#### [SUPPLIED DATA]
----
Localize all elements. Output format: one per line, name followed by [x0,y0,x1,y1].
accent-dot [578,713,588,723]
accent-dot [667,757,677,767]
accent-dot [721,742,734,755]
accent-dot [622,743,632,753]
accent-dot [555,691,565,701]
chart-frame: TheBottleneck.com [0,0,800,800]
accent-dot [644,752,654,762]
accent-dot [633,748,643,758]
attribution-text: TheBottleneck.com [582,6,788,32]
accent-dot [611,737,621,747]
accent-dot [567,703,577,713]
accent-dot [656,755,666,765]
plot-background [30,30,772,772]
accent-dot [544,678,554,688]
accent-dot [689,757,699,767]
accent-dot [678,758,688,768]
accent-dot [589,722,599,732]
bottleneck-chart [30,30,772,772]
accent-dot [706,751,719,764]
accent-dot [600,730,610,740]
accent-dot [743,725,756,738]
----
Write the lines above as a Markdown table with the columns Row and Line, numbering each line in order and leaving out any blank lines.

#### [EXERCISE RESPONSE]
| Row | Line |
|---|---|
| 1 | Localize all elements. Output format: one per line, name followed by [x0,y0,x1,y1]. |
| 2 | accent-dot [578,713,588,723] |
| 3 | accent-dot [667,757,677,767] |
| 4 | accent-dot [721,742,734,755] |
| 5 | accent-dot [622,743,632,753] |
| 6 | accent-dot [555,691,565,701] |
| 7 | chart-frame: TheBottleneck.com [0,0,800,800] |
| 8 | accent-dot [644,752,654,762] |
| 9 | accent-dot [633,748,643,758] |
| 10 | attribution-text: TheBottleneck.com [582,6,788,32] |
| 11 | accent-dot [611,737,621,747] |
| 12 | accent-dot [567,703,577,713] |
| 13 | accent-dot [656,755,666,765] |
| 14 | plot-background [30,30,772,772] |
| 15 | accent-dot [544,678,554,688] |
| 16 | accent-dot [689,757,699,767] |
| 17 | accent-dot [678,758,688,768] |
| 18 | accent-dot [589,722,599,732] |
| 19 | bottleneck-chart [30,30,772,772] |
| 20 | accent-dot [706,751,719,764] |
| 21 | accent-dot [600,730,610,740] |
| 22 | accent-dot [743,725,756,738] |